Only the number is wanted: how many lines in the data contain "Eficiência"?

Dataset entries:
- - -

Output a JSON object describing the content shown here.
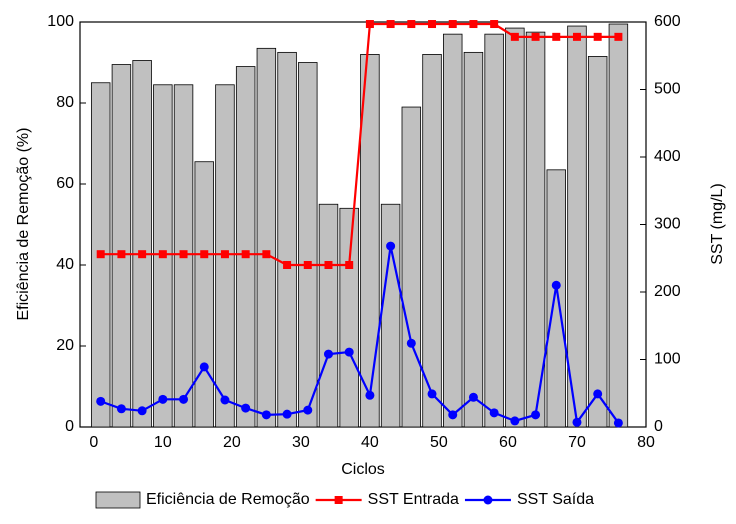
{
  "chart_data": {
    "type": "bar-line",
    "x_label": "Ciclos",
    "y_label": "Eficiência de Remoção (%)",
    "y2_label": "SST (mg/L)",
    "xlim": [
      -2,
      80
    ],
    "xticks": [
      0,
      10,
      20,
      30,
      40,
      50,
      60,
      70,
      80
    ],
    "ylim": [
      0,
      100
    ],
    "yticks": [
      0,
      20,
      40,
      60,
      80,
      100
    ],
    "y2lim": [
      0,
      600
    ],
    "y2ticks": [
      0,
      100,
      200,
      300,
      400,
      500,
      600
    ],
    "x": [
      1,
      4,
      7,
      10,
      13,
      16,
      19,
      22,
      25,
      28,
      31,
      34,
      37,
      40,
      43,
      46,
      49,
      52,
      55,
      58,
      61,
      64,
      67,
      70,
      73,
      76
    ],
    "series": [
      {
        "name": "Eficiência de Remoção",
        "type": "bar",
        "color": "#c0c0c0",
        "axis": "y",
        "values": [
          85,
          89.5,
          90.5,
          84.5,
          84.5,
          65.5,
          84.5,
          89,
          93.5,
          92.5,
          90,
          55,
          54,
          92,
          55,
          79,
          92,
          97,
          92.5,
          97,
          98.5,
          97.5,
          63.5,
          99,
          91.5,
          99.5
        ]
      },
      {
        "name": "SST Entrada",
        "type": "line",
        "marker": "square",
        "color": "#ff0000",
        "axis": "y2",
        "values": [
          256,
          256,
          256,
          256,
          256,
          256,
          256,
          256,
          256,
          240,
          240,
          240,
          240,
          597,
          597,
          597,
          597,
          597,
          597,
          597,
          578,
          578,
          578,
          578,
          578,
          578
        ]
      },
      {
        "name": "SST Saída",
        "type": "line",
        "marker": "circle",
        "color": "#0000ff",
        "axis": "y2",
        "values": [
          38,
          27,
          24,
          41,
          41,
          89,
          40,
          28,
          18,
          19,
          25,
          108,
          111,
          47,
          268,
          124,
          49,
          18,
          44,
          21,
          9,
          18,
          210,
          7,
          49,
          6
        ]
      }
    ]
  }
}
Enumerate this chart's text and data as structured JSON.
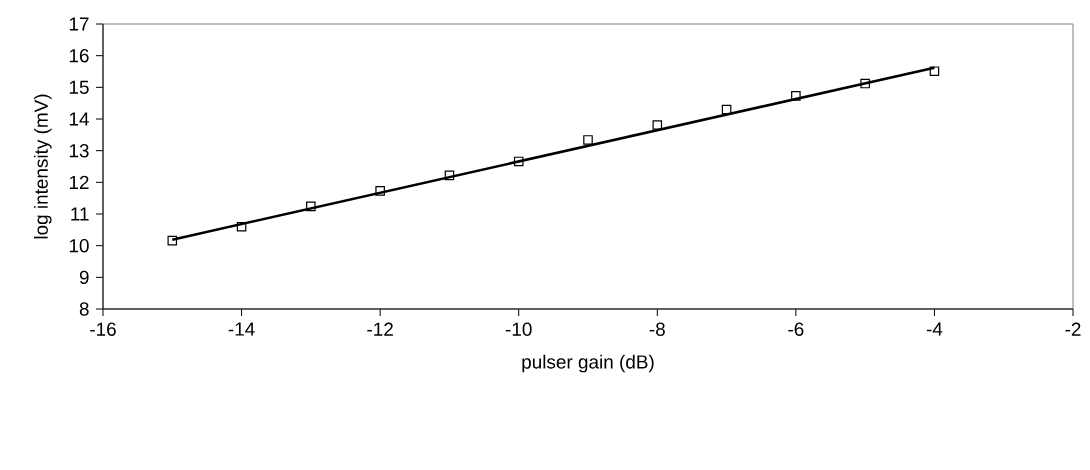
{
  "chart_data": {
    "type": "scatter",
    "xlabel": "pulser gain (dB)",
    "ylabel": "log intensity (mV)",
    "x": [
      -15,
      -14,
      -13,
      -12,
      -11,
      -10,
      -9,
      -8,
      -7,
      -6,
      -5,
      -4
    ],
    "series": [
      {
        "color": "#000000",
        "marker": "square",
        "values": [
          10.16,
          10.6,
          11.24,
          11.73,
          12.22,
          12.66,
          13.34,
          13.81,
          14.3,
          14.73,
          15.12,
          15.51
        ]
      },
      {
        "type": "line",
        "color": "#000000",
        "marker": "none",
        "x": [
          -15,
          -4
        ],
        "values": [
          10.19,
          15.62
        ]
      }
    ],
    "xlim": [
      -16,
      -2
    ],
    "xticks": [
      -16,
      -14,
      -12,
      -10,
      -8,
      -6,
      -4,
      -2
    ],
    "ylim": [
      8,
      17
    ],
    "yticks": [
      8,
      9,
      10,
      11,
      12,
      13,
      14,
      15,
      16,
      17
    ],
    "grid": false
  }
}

- - -

**THE OUTPUT**
2